*Element box annotations*.
* * *

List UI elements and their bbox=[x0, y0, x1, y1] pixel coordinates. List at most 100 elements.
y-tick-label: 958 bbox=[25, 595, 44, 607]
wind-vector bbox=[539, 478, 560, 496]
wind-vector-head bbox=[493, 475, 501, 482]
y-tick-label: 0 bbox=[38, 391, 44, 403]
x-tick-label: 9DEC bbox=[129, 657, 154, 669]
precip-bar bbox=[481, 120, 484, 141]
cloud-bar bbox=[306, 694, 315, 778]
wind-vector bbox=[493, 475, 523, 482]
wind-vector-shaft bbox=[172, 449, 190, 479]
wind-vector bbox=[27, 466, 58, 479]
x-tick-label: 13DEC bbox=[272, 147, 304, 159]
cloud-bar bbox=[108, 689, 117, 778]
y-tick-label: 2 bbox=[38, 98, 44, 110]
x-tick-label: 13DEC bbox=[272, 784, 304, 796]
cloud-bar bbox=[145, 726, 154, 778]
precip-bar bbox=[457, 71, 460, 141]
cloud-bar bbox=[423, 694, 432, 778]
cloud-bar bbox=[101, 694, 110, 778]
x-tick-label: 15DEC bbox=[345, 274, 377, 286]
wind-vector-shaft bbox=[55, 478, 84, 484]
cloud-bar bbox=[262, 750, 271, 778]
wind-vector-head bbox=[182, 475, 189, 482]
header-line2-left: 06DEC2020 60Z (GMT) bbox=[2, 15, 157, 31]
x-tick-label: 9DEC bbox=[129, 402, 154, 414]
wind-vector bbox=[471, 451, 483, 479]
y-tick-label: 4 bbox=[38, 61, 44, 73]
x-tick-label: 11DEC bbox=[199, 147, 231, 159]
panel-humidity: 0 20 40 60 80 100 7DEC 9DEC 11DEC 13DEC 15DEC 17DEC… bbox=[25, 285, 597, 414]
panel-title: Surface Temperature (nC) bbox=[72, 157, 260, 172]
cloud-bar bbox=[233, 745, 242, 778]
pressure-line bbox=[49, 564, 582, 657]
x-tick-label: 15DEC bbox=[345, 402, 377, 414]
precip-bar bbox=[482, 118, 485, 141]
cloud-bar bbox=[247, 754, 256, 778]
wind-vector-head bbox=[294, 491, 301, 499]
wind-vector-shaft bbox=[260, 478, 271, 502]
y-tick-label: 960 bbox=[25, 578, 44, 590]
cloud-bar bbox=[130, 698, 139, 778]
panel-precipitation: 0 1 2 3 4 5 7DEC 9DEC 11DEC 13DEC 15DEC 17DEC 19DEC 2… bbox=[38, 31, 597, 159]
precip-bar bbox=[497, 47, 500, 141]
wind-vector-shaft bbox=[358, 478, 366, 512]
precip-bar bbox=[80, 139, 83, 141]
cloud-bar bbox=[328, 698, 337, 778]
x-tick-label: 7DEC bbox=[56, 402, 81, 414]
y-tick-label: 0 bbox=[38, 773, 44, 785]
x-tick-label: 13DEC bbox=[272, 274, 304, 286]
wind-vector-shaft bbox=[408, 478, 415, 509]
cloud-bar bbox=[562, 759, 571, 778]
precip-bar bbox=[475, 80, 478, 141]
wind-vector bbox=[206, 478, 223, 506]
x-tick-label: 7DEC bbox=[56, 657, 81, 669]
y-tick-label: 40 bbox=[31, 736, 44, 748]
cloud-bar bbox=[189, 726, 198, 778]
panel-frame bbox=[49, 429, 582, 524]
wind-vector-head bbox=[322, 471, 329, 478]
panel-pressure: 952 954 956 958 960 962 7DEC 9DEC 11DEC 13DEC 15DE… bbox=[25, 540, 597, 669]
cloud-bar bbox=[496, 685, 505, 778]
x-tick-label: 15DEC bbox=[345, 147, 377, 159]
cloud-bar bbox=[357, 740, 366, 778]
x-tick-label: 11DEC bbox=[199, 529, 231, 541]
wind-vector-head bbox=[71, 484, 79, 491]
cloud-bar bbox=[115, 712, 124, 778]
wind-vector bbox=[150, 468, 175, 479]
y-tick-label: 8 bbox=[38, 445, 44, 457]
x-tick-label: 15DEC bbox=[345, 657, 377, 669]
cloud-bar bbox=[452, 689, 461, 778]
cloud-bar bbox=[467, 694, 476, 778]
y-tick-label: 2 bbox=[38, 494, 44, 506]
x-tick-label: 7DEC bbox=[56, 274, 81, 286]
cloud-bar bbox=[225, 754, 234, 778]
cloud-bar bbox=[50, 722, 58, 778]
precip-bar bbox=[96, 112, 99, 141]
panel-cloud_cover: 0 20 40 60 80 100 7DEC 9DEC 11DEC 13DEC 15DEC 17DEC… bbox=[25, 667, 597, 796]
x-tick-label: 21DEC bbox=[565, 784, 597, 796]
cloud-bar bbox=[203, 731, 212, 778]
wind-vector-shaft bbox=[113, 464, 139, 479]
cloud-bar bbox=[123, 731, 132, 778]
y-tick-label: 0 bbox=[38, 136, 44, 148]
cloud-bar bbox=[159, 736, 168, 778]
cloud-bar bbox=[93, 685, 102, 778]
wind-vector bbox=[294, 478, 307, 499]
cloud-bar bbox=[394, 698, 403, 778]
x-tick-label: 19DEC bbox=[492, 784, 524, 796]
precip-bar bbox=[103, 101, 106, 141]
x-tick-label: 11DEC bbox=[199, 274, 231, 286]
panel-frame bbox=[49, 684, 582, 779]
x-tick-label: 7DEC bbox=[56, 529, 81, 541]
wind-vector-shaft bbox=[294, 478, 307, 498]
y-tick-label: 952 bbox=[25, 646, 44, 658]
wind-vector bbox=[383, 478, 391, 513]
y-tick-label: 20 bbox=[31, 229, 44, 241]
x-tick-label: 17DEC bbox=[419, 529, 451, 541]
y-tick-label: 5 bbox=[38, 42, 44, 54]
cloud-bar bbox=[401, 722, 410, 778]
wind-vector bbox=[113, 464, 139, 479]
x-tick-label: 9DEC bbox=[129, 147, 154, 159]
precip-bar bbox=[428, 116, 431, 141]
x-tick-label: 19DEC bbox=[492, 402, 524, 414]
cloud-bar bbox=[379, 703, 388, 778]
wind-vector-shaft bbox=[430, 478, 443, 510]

* * *

*What you have to do*. Could you write out the data again with every "cloud-bar" switched to "cloud-column" and nothing else changed?

*Result for this task*.
List UI elements and their bbox=[x0, y0, x1, y1] pixel coordinates. List at most 100 elements.
y-tick-label: 958 bbox=[25, 595, 44, 607]
wind-vector bbox=[539, 478, 560, 496]
wind-vector-head bbox=[493, 475, 501, 482]
y-tick-label: 0 bbox=[38, 391, 44, 403]
x-tick-label: 9DEC bbox=[129, 657, 154, 669]
precip-bar bbox=[481, 120, 484, 141]
cloud-column bbox=[306, 694, 315, 778]
wind-vector bbox=[493, 475, 523, 482]
wind-vector-shaft bbox=[172, 449, 190, 479]
wind-vector bbox=[27, 466, 58, 479]
x-tick-label: 13DEC bbox=[272, 147, 304, 159]
cloud-column bbox=[108, 689, 117, 778]
y-tick-label: 2 bbox=[38, 98, 44, 110]
x-tick-label: 13DEC bbox=[272, 784, 304, 796]
cloud-column bbox=[145, 726, 154, 778]
precip-bar bbox=[457, 71, 460, 141]
cloud-column bbox=[423, 694, 432, 778]
cloud-column bbox=[101, 694, 110, 778]
x-tick-label: 15DEC bbox=[345, 274, 377, 286]
wind-vector-shaft bbox=[55, 478, 84, 484]
cloud-column bbox=[262, 750, 271, 778]
wind-vector-head bbox=[182, 475, 189, 482]
header-line2-left: 06DEC2020 60Z (GMT) bbox=[2, 15, 157, 31]
x-tick-label: 9DEC bbox=[129, 402, 154, 414]
wind-vector bbox=[471, 451, 483, 479]
y-tick-label: 4 bbox=[38, 61, 44, 73]
x-tick-label: 11DEC bbox=[199, 147, 231, 159]
panel-humidity: 0 20 40 60 80 100 7DEC 9DEC 11DEC 13DEC 15DEC 17DEC… bbox=[25, 285, 597, 414]
panel-title: Surface Temperature (nC) bbox=[72, 157, 260, 172]
cloud-column bbox=[233, 745, 242, 778]
pressure-line bbox=[49, 564, 582, 657]
x-tick-label: 15DEC bbox=[345, 402, 377, 414]
precip-bar bbox=[482, 118, 485, 141]
cloud-column bbox=[247, 754, 256, 778]
wind-vector-head bbox=[294, 491, 301, 499]
wind-vector-shaft bbox=[260, 478, 271, 502]
y-tick-label: 960 bbox=[25, 578, 44, 590]
cloud-column bbox=[130, 698, 139, 778]
panel-precipitation: 0 1 2 3 4 5 7DEC 9DEC 11DEC 13DEC 15DEC 17DEC 19DEC 2… bbox=[38, 31, 597, 159]
precip-bar bbox=[497, 47, 500, 141]
wind-vector-shaft bbox=[358, 478, 366, 512]
precip-bar bbox=[80, 139, 83, 141]
cloud-column bbox=[328, 698, 337, 778]
x-tick-label: 7DEC bbox=[56, 402, 81, 414]
y-tick-label: 0 bbox=[38, 773, 44, 785]
x-tick-label: 13DEC bbox=[272, 274, 304, 286]
wind-vector-shaft bbox=[408, 478, 415, 509]
cloud-column bbox=[562, 759, 571, 778]
precip-bar bbox=[475, 80, 478, 141]
wind-vector bbox=[206, 478, 223, 506]
x-tick-label: 7DEC bbox=[56, 657, 81, 669]
y-tick-label: 40 bbox=[31, 736, 44, 748]
cloud-column bbox=[189, 726, 198, 778]
panel-frame bbox=[49, 429, 582, 524]
wind-vector-head bbox=[322, 471, 329, 478]
panel-pressure: 952 954 956 958 960 962 7DEC 9DEC 11DEC 13DEC 15DE… bbox=[25, 540, 597, 669]
cloud-column bbox=[496, 685, 505, 778]
x-tick-label: 15DEC bbox=[345, 147, 377, 159]
cloud-column bbox=[357, 740, 366, 778]
x-tick-label: 11DEC bbox=[199, 529, 231, 541]
wind-vector-head bbox=[71, 484, 79, 491]
cloud-column bbox=[115, 712, 124, 778]
wind-vector bbox=[150, 468, 175, 479]
y-tick-label: 8 bbox=[38, 445, 44, 457]
x-tick-label: 15DEC bbox=[345, 657, 377, 669]
cloud-column bbox=[452, 689, 461, 778]
cloud-column bbox=[467, 694, 476, 778]
y-tick-label: 2 bbox=[38, 494, 44, 506]
x-tick-label: 7DEC bbox=[56, 274, 81, 286]
cloud-column bbox=[225, 754, 234, 778]
cloud-column bbox=[50, 722, 58, 778]
precip-bar bbox=[96, 112, 99, 141]
panel-cloud_cover: 0 20 40 60 80 100 7DEC 9DEC 11DEC 13DEC 15DEC 17DEC… bbox=[25, 667, 597, 796]
x-tick-label: 21DEC bbox=[565, 784, 597, 796]
cloud-column bbox=[203, 731, 212, 778]
wind-vector-shaft bbox=[113, 464, 139, 479]
cloud-column bbox=[123, 731, 132, 778]
y-tick-label: 0 bbox=[38, 136, 44, 148]
cloud-column bbox=[159, 736, 168, 778]
cloud-column bbox=[93, 685, 102, 778]
wind-vector bbox=[294, 478, 307, 499]
cloud-column bbox=[394, 698, 403, 778]
x-tick-label: 19DEC bbox=[492, 784, 524, 796]
precip-bar bbox=[103, 101, 106, 141]
x-tick-label: 11DEC bbox=[199, 274, 231, 286]
panel-frame bbox=[49, 684, 582, 779]
x-tick-label: 7DEC bbox=[56, 529, 81, 541]
wind-vector-shaft bbox=[294, 478, 307, 498]
y-tick-label: 952 bbox=[25, 646, 44, 658]
wind-vector bbox=[383, 478, 391, 513]
y-tick-label: 20 bbox=[31, 229, 44, 241]
x-tick-label: 17DEC bbox=[419, 529, 451, 541]
y-tick-label: 5 bbox=[38, 42, 44, 54]
cloud-column bbox=[401, 722, 410, 778]
wind-vector bbox=[113, 464, 139, 479]
x-tick-label: 9DEC bbox=[129, 147, 154, 159]
precip-bar bbox=[428, 116, 431, 141]
x-tick-label: 19DEC bbox=[492, 402, 524, 414]
cloud-column bbox=[379, 703, 388, 778]
wind-vector-shaft bbox=[430, 478, 443, 510]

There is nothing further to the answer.